**What you are asked to do**
Report how many lines of the following entries include the string "Energy"; respond with the number alone.

[Records from a data source]
►

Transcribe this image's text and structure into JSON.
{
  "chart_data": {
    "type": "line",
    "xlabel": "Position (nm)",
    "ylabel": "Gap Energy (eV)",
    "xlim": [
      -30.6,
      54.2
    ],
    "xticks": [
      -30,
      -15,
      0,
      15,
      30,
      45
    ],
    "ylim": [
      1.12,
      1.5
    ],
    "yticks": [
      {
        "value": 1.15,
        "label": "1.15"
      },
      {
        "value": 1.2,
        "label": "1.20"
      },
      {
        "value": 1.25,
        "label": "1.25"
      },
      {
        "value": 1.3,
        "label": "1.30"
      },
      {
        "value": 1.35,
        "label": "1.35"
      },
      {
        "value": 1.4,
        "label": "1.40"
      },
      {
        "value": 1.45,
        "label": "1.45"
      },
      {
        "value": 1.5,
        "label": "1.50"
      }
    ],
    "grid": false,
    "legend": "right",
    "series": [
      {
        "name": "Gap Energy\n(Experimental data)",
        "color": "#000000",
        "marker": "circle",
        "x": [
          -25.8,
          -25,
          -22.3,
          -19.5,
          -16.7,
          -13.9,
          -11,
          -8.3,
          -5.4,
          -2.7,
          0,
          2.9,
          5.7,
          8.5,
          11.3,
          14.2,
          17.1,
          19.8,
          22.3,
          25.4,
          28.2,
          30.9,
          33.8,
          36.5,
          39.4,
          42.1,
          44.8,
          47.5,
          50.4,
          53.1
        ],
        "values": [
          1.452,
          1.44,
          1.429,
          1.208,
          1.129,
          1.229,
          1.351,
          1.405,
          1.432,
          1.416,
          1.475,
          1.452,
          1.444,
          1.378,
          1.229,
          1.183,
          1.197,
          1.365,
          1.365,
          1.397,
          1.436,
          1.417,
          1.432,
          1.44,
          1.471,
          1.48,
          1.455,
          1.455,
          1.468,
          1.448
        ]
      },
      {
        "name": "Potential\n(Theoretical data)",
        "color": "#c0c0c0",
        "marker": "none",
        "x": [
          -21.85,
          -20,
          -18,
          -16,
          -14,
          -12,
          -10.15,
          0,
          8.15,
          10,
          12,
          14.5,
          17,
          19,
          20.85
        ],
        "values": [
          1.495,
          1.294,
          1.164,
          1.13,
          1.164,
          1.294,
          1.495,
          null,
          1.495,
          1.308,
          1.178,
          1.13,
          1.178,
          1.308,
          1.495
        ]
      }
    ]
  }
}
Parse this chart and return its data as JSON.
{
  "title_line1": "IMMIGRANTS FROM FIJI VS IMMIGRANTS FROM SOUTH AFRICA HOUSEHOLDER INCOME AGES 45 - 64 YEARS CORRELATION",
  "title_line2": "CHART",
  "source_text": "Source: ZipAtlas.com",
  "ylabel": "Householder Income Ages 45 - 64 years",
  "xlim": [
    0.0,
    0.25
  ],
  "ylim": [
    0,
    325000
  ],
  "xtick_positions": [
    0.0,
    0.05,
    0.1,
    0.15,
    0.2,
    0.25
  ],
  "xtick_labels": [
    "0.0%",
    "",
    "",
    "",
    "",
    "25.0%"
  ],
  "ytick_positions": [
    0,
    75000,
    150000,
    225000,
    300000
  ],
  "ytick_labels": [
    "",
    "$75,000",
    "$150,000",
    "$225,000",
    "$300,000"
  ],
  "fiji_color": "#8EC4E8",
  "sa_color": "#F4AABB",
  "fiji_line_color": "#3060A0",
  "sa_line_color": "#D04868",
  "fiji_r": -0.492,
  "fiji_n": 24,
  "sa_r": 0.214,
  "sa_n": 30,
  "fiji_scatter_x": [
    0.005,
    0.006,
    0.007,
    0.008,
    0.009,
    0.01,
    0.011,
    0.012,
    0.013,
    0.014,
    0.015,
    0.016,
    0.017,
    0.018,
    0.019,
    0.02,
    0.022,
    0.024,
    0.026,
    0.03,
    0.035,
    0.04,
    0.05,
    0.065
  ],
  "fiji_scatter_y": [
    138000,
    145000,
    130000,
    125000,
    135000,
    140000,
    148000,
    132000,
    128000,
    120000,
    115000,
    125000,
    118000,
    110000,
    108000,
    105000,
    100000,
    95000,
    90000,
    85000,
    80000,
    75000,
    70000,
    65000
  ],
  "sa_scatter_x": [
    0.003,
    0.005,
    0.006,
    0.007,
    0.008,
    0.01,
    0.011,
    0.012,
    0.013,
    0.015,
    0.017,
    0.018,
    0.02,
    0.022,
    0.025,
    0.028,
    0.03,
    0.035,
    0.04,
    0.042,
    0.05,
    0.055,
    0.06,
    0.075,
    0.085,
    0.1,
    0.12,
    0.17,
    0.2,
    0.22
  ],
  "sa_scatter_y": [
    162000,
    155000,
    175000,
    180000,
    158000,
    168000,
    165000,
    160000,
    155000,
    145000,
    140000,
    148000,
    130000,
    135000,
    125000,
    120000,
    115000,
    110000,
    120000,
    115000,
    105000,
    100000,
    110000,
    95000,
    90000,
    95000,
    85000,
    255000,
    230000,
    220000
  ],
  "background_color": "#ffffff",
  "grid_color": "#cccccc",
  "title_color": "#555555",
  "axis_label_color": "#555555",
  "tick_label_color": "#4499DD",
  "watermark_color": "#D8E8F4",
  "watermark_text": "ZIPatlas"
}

◄

**Solution for this task**
2